--- BEGIN Provided data ---

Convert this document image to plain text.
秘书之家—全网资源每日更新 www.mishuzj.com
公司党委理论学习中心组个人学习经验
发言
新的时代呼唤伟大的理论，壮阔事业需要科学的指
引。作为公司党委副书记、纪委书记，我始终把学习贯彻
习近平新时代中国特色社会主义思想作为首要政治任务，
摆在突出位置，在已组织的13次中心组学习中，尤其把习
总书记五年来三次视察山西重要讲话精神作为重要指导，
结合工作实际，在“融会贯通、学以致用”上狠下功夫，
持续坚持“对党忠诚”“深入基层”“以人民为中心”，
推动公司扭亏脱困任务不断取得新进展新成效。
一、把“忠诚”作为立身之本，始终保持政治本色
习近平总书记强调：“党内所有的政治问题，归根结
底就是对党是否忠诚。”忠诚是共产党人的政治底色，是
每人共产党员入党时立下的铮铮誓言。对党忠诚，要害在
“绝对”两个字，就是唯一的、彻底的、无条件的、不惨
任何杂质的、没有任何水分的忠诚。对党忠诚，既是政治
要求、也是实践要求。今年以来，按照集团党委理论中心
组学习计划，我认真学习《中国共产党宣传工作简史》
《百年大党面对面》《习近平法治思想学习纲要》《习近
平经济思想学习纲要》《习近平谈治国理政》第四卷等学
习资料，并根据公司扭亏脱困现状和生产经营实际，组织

--- END Provided data ---

Requirement: Retype all of the entries precisely as they are.

The result:
Convert this document image to plain text.
秘书之家—全网资源每日更新 www.mishuzj.com
公司党委理论学习中心组个人学习经验
发言
新的时代呼唤伟大的理论，壮阔事业需要科学的指
引。作为公司党委副书记、纪委书记，我始终把学习贯彻
习近平新时代中国特色社会主义思想作为首要政治任务，
摆在突出位置，在已组织的13次中心组学习中，尤其把习
总书记五年来三次视察山西重要讲话精神作为重要指导，
结合工作实际，在“融会贯通、学以致用”上狠下功夫，
持续坚持“对党忠诚”“深入基层”“以人民为中心”，
推动公司扭亏脱困任务不断取得新进展新成效。
一、把“忠诚”作为立身之本，始终保持政治本色
习近平总书记强调：“党内所有的政治问题，归根结
底就是对党是否忠诚。”忠诚是共产党人的政治底色，是
每人共产党员入党时立下的铮铮誓言。对党忠诚，要害在
“绝对”两个字，就是唯一的、彻底的、无条件的、不惨
任何杂质的、没有任何水分的忠诚。对党忠诚，既是政治
要求、也是实践要求。今年以来，按照集团党委理论中心
组学习计划，我认真学习《中国共产党宣传工作简史》
《百年大党面对面》《习近平法治思想学习纲要》《习近
平经济思想学习纲要》《习近平谈治国理政》第四卷等学
习资料，并根据公司扭亏脱困现状和生产经营实际，组织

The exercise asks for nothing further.